start EXERCISE MATERIALS

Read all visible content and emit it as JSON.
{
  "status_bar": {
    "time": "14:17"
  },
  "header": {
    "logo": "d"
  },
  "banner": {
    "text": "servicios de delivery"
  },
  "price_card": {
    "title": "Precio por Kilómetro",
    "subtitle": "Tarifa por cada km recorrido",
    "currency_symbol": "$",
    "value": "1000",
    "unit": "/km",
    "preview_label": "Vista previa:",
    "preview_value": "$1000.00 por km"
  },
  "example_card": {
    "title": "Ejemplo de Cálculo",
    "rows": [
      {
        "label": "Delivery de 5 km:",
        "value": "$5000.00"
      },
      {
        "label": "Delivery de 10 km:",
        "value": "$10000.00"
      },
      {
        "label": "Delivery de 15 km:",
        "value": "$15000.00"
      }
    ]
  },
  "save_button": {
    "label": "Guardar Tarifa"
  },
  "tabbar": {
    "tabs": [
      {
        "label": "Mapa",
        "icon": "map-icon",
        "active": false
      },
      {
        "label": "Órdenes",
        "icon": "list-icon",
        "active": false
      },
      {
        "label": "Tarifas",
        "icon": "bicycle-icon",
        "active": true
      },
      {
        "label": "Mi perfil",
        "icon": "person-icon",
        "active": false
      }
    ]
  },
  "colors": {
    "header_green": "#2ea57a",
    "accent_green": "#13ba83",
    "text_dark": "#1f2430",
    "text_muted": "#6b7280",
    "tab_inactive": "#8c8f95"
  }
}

end EXERCISE MATERIALS
start EXERCISE MATERIALS

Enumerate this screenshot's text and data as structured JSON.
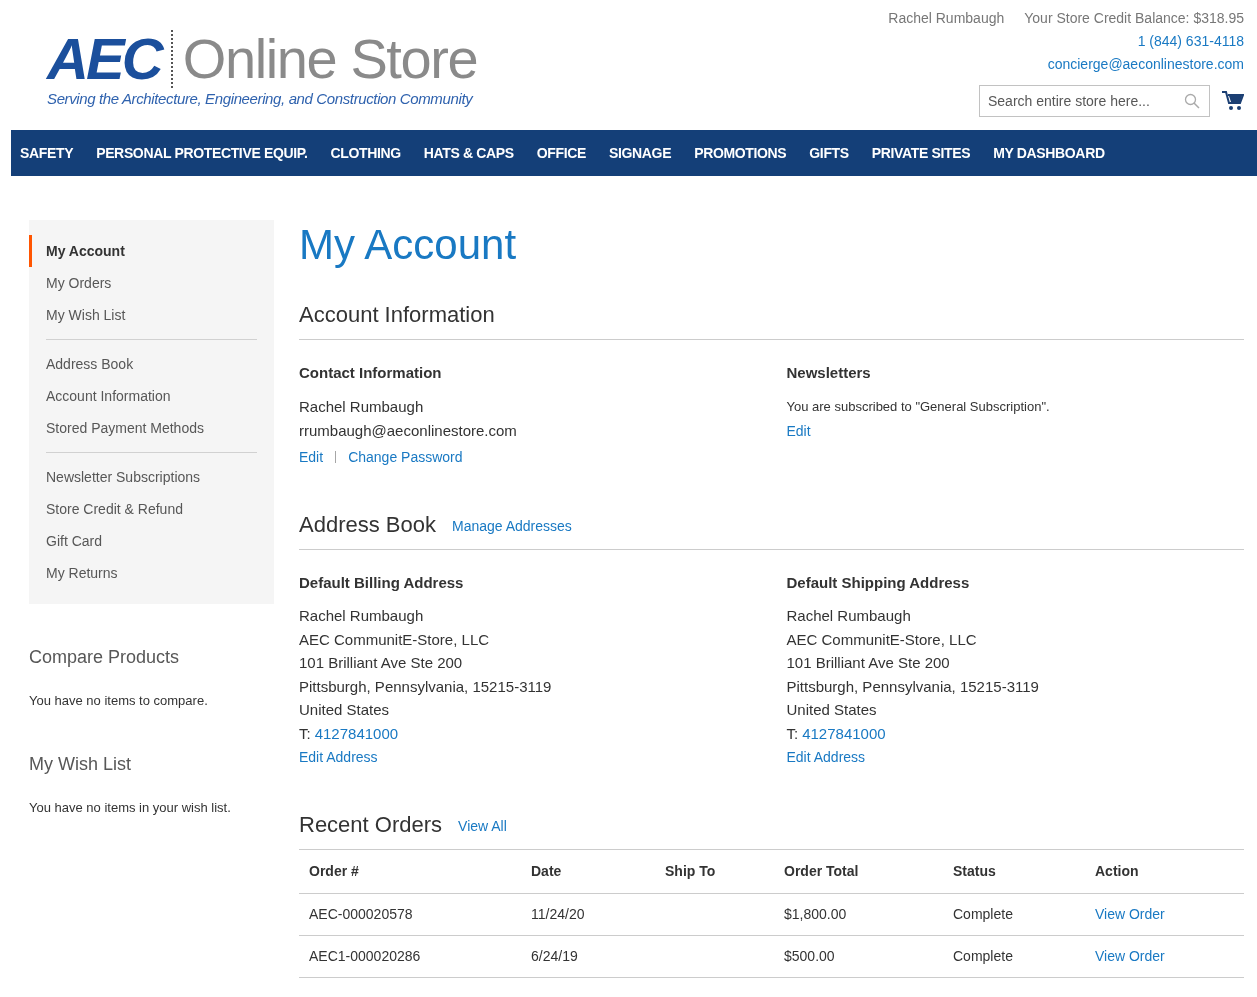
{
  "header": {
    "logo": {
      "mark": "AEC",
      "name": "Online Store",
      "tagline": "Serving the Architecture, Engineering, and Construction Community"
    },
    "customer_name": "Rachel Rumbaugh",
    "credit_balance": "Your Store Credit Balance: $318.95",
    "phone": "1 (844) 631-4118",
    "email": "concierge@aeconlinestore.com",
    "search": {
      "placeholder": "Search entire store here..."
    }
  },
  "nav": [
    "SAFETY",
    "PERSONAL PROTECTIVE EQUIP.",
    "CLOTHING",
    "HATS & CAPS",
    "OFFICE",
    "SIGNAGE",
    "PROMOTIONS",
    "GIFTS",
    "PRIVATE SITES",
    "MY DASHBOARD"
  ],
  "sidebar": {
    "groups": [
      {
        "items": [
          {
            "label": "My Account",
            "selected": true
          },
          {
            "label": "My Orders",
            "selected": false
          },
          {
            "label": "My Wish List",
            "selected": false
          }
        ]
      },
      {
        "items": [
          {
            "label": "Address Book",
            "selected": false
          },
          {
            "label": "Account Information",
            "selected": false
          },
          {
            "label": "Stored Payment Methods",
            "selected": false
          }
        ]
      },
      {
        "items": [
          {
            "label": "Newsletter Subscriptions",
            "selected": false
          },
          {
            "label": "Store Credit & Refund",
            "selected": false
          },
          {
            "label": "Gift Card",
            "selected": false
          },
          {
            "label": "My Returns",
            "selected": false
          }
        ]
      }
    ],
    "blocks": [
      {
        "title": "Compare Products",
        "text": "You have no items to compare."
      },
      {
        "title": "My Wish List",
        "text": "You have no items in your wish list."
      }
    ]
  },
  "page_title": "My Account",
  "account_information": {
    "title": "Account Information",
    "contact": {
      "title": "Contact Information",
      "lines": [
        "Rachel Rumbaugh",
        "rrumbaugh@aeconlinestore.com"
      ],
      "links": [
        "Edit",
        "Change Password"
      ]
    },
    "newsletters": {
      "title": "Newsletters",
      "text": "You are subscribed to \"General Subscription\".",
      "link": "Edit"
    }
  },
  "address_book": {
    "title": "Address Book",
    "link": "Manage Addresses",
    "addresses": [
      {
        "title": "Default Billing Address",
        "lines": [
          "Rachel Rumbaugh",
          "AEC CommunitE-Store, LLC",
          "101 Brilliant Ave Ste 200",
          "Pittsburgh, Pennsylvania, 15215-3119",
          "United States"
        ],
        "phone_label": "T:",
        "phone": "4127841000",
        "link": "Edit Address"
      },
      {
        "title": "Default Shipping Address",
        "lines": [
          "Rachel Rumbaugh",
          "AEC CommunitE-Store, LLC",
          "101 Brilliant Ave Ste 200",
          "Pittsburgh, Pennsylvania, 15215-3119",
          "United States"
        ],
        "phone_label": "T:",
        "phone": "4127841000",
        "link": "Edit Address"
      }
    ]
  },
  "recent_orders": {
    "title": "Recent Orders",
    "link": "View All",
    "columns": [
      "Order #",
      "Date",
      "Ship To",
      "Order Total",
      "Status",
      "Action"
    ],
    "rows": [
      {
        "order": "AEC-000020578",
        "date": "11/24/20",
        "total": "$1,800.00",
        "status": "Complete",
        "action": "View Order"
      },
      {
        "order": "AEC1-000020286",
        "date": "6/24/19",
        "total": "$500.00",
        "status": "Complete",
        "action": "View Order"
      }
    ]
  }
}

end EXERCISE MATERIALS
start EXERCISE MATERIALS

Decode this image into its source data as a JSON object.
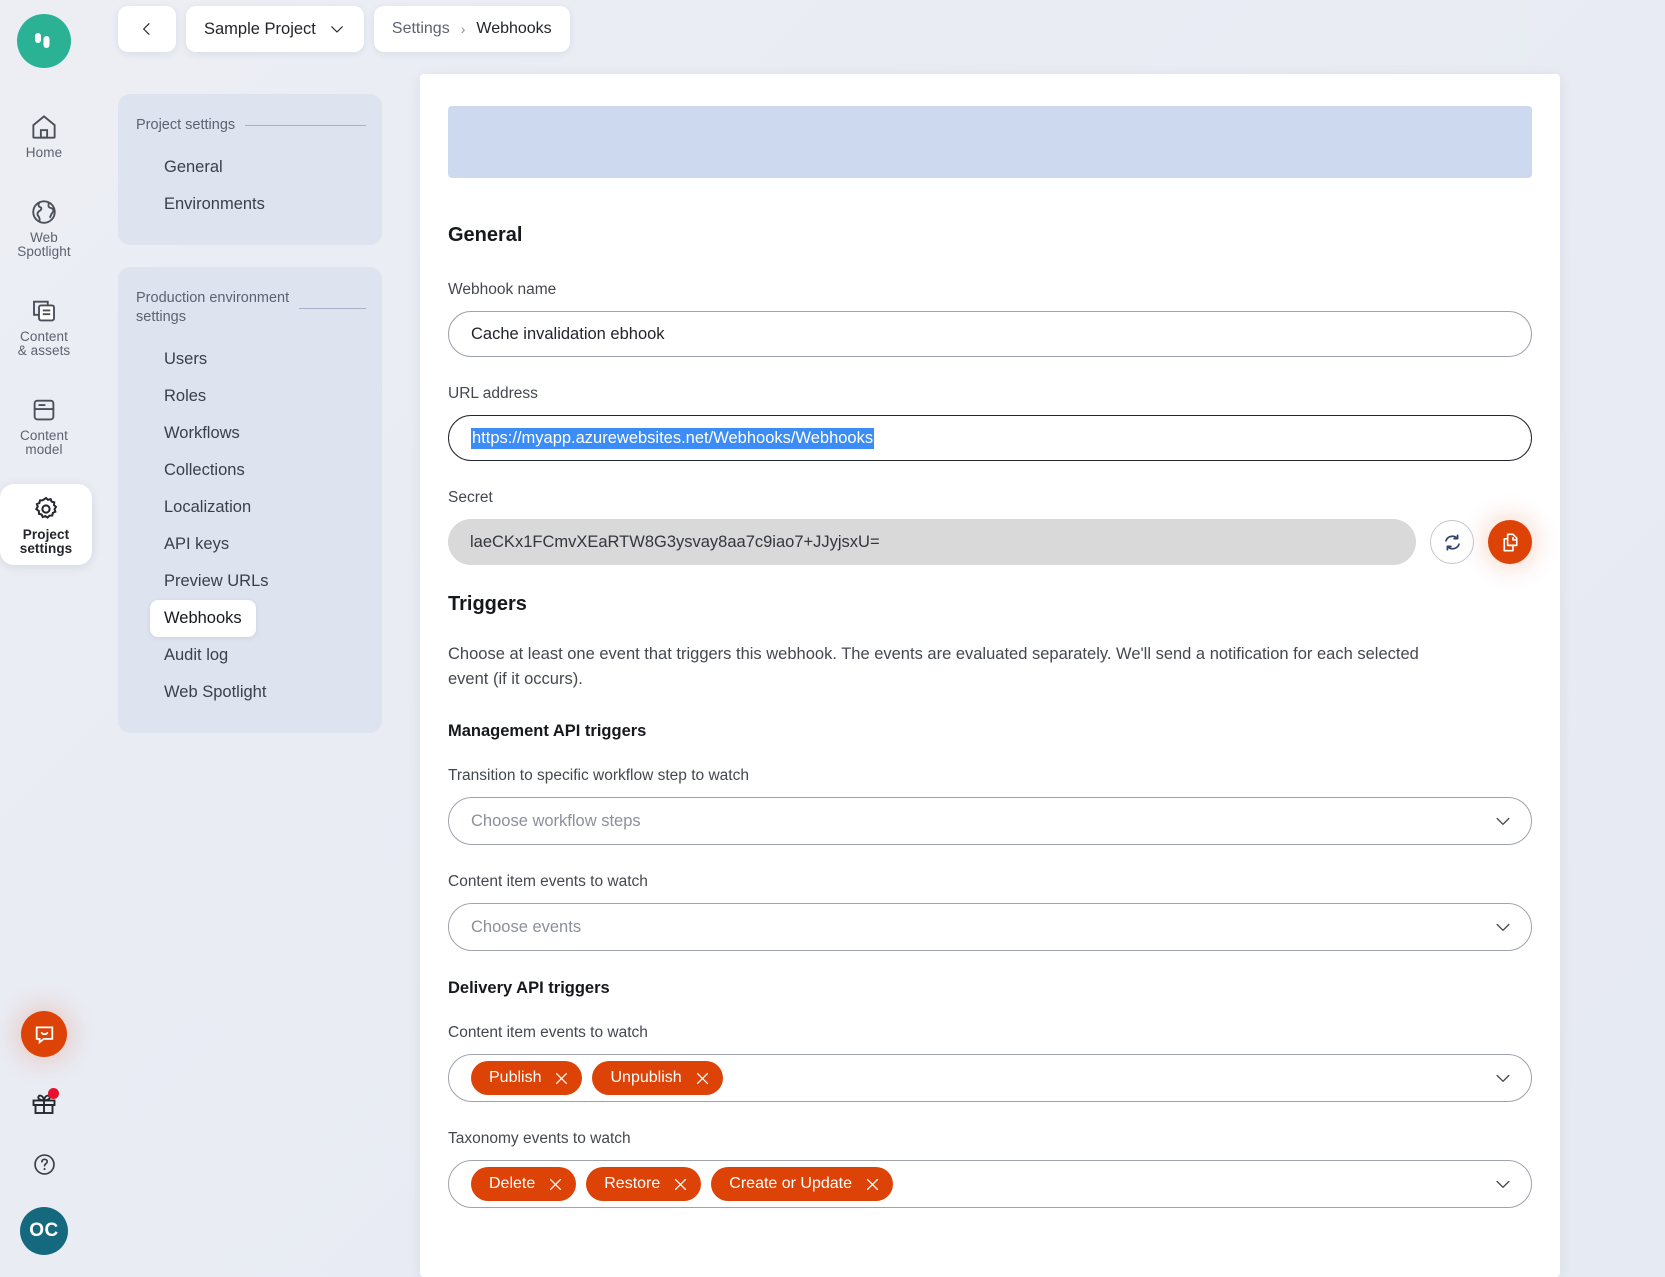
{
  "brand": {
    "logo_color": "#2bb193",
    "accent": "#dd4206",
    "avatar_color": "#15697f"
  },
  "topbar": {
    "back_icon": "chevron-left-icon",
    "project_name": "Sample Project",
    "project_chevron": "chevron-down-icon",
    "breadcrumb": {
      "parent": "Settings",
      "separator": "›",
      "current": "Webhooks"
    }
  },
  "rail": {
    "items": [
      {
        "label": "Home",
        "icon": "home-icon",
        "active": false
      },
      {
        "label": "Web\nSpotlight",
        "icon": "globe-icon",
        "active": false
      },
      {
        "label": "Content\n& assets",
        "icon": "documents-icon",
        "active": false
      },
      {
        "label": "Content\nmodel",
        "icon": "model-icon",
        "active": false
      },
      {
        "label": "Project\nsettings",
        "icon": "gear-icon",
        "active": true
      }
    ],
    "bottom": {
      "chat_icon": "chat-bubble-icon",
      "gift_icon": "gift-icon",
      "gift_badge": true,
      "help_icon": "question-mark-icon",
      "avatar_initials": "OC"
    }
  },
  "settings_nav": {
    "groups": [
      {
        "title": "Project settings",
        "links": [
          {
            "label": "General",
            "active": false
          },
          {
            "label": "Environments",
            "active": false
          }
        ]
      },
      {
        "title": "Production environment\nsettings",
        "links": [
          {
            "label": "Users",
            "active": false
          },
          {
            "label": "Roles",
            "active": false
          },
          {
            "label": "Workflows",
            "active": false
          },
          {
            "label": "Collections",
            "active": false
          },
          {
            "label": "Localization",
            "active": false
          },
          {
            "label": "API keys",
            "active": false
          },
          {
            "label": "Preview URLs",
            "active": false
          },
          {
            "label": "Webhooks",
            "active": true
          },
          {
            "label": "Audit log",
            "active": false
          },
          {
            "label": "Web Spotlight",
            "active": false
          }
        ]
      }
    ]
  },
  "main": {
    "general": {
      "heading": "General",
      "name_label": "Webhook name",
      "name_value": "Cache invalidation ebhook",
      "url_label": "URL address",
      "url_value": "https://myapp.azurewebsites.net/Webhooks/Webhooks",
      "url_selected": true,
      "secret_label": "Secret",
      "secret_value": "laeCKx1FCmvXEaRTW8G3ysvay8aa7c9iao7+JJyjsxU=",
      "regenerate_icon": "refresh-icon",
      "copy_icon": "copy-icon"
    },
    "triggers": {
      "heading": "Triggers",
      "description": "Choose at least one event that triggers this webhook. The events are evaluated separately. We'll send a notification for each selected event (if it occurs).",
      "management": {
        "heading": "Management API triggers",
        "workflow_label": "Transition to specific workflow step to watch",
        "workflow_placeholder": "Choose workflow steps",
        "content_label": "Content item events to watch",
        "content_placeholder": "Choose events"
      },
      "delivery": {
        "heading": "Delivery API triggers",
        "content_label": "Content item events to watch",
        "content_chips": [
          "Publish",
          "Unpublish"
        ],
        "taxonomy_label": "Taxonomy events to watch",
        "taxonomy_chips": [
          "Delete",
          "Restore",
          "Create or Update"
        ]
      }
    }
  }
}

end EXERCISE MATERIALS

WHAT IS NEEDED: Of the lines in the entries, how many include the word "mark"? State only the number.

TASK SOLUTION: 2